§ What the task requires:
Look through the material and tally each line bearing the word "this". Give only the total.

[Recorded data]
☆ ☆ ☆ ☆

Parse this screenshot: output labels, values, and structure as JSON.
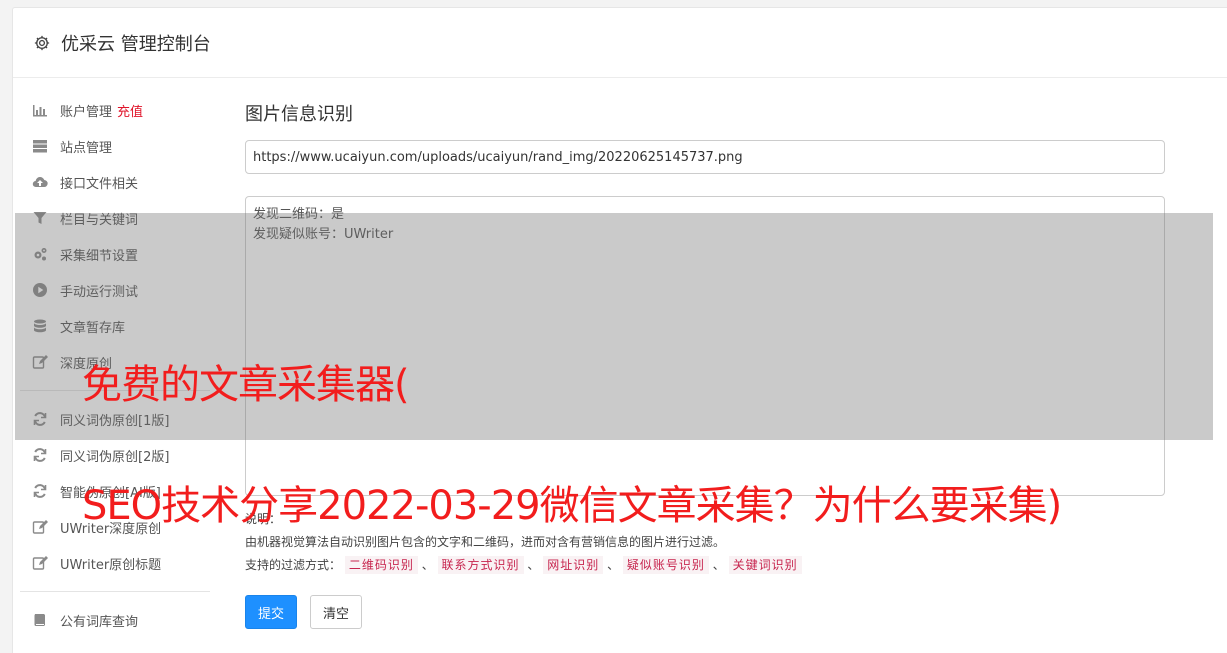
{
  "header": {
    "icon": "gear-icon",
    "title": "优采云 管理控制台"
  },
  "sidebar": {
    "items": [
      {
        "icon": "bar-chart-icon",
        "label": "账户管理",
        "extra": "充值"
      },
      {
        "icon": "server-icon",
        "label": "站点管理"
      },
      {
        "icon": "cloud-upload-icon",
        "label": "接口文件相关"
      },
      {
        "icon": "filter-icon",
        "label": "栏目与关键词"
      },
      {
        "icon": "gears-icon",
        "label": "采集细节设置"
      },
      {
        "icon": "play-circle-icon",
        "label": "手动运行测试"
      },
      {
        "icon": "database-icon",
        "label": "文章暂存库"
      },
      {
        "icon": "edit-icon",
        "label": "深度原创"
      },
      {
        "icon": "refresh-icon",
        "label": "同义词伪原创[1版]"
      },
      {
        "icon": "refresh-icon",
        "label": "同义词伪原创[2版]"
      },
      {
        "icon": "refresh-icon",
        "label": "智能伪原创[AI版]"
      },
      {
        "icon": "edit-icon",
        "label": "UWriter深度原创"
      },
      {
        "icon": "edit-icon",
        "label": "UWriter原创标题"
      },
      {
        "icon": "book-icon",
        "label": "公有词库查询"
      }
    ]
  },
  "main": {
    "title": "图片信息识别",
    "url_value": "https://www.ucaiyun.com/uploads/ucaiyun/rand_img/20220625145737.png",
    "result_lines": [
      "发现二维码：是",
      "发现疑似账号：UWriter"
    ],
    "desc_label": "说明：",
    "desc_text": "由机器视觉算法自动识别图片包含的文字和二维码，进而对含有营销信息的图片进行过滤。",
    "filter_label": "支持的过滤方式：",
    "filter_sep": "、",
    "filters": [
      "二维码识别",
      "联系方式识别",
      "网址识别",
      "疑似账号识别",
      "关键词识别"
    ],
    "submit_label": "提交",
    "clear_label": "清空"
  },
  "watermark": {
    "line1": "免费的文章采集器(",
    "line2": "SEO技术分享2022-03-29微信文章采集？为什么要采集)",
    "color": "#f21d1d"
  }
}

☆ ☆ ☆ ☆

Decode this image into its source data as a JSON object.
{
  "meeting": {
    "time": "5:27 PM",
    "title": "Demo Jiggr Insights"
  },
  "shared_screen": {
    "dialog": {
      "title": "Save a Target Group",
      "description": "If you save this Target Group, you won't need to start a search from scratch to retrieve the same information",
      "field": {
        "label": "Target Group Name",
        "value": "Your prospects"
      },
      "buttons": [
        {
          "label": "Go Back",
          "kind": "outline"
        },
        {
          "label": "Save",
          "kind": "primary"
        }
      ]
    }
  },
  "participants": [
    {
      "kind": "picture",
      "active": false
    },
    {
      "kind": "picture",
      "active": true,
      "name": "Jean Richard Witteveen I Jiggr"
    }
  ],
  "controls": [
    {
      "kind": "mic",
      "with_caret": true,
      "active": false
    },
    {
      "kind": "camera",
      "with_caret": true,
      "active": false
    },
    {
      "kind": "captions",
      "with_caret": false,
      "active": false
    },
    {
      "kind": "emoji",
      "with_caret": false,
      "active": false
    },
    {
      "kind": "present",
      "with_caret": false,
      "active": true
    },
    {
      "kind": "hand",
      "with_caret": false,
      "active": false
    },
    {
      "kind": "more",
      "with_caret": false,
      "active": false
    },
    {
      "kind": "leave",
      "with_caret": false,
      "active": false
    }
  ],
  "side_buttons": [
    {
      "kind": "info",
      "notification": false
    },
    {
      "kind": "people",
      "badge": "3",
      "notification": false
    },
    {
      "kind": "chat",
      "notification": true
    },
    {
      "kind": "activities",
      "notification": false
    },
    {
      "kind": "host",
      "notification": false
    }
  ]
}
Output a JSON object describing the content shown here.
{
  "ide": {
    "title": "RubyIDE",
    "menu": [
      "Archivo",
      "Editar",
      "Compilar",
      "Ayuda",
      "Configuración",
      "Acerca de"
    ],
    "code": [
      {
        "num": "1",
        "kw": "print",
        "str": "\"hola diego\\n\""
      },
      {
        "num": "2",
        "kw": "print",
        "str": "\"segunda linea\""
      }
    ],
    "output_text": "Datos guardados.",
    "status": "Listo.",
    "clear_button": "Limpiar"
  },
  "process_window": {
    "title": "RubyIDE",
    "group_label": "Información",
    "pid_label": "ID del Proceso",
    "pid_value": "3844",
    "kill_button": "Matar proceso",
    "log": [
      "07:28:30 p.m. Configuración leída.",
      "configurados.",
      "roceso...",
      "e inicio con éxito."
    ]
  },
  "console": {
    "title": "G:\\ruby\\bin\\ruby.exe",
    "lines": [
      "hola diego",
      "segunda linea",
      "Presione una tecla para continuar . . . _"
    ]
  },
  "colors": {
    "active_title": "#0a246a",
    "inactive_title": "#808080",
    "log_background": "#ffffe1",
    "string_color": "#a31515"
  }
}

☆ ☆ ☆ ☆

§ Solution:
3